> [GOAL]
Copy the lines holding the word "License", all of them.

Stored dataset items
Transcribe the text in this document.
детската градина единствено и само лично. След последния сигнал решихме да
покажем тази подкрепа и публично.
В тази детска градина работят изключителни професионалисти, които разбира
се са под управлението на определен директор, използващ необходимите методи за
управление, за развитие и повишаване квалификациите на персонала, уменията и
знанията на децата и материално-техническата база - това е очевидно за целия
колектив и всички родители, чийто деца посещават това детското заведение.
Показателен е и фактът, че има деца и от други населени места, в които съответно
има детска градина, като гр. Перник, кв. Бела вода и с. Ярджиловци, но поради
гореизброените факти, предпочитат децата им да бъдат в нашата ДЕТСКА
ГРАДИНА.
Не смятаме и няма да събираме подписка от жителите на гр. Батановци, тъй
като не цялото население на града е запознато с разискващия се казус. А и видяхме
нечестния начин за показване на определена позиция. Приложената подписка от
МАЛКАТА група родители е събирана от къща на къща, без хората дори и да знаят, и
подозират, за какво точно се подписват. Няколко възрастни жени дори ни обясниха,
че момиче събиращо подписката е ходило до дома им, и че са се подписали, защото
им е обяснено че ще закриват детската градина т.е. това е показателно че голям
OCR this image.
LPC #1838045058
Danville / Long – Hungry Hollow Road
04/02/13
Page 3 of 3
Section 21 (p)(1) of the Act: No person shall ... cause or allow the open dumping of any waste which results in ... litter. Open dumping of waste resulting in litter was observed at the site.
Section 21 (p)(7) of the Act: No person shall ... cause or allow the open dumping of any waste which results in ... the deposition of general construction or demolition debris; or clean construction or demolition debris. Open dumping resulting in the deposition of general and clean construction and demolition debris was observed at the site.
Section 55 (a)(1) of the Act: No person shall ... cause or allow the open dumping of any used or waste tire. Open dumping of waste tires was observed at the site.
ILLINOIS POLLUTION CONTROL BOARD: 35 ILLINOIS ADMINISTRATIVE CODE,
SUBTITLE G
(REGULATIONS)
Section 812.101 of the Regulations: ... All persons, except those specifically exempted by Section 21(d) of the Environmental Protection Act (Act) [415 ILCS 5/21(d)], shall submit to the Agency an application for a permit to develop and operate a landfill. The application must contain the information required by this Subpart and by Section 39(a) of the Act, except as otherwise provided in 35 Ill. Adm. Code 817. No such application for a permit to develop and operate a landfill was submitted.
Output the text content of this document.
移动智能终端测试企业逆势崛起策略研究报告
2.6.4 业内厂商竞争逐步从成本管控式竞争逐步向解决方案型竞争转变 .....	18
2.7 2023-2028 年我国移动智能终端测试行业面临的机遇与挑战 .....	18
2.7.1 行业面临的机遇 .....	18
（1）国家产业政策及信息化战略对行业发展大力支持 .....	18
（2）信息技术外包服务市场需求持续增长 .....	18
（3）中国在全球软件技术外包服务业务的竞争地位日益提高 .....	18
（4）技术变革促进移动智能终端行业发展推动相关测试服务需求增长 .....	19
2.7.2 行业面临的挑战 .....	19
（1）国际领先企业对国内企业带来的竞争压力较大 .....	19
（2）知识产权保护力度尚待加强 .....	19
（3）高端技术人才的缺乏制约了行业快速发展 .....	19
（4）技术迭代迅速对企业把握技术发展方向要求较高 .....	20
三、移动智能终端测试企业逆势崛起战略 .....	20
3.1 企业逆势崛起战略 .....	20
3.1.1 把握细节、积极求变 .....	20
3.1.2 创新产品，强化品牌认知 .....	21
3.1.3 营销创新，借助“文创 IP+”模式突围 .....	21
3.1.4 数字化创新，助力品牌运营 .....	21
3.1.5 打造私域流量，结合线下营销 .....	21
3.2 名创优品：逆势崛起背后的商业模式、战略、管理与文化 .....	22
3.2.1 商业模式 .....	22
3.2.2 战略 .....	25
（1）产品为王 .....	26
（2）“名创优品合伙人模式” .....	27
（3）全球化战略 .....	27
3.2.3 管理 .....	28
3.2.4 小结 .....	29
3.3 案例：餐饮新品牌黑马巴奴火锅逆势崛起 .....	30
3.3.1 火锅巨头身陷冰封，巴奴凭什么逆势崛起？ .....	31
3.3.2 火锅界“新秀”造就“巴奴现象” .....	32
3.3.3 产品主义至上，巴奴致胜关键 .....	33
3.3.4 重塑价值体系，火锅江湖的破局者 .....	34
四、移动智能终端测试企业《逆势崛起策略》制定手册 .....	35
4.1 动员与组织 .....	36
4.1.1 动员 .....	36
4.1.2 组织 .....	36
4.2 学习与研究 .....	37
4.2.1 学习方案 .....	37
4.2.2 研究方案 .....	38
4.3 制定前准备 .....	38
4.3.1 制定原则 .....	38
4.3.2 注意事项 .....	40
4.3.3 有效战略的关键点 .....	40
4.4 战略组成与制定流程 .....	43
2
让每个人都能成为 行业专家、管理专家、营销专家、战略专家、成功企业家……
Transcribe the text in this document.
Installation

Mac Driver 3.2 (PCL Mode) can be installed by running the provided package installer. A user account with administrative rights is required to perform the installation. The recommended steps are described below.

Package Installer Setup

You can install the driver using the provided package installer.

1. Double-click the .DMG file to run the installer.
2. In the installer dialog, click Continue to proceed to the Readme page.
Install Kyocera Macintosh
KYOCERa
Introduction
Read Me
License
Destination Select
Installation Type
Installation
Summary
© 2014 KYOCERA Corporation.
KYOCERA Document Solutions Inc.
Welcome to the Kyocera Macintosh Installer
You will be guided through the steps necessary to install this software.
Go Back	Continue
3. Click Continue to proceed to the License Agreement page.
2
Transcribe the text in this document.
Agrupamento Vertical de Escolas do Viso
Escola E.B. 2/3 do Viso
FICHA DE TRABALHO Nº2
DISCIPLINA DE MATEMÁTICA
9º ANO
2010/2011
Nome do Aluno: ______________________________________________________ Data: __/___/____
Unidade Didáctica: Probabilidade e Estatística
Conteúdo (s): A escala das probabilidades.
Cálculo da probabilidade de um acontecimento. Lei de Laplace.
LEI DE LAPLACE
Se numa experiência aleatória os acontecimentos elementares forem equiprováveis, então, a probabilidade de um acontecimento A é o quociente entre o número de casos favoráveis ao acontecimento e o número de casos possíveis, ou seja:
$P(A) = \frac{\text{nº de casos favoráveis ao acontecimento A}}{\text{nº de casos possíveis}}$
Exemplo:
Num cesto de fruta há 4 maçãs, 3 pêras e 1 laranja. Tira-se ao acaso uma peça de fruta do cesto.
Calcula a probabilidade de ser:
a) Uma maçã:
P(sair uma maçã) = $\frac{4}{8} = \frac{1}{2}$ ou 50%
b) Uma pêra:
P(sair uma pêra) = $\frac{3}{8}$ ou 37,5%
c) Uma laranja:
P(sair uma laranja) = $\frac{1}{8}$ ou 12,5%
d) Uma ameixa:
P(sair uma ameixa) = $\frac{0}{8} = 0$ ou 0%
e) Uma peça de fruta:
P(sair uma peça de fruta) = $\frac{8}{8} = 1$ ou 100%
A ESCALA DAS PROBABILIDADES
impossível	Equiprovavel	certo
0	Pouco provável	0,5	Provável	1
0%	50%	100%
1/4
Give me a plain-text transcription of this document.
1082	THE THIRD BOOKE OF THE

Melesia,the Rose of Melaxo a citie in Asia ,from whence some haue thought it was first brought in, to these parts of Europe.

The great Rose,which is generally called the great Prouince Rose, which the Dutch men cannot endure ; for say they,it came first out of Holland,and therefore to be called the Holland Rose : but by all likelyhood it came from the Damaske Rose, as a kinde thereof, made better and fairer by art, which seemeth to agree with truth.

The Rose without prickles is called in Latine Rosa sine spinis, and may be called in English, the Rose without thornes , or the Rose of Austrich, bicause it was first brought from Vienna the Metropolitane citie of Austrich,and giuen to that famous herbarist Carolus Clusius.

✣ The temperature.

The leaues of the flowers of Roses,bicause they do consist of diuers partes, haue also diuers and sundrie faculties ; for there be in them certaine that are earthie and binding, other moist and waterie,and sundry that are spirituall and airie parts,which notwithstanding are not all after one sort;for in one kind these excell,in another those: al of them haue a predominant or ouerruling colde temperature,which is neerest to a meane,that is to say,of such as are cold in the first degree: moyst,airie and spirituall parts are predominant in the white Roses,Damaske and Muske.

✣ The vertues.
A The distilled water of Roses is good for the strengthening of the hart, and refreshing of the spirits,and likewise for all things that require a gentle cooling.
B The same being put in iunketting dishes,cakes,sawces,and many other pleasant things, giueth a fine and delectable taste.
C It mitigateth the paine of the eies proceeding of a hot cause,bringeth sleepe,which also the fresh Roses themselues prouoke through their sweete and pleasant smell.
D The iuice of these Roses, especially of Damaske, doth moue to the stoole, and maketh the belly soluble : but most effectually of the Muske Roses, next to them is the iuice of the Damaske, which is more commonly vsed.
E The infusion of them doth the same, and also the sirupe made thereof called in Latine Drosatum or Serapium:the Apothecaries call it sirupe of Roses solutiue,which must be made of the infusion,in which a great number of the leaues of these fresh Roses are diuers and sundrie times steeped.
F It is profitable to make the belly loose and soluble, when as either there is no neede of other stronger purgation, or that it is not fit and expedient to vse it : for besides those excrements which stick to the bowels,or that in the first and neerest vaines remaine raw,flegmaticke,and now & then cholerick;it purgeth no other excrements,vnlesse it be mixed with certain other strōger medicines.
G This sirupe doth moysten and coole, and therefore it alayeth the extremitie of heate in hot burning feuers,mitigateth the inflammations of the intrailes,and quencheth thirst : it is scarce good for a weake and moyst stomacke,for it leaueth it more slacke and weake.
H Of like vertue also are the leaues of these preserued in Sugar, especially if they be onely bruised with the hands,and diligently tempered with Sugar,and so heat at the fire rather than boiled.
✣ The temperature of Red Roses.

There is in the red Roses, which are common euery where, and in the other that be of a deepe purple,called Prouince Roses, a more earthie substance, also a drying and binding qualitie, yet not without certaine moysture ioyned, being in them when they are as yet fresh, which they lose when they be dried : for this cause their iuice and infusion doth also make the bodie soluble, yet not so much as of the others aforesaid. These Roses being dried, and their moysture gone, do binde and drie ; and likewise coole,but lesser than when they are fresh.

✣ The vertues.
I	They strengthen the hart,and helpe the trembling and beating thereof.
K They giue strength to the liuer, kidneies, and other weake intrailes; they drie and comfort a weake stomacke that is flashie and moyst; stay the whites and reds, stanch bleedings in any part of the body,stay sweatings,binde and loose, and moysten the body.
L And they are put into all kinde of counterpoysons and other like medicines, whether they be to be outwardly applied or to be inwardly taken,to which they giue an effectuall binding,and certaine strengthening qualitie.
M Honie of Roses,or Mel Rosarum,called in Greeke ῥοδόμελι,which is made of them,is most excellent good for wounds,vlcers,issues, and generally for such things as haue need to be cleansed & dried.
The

> [TASK OUTPUT]
License
3. Click Continue to proceed to the License Agreement page.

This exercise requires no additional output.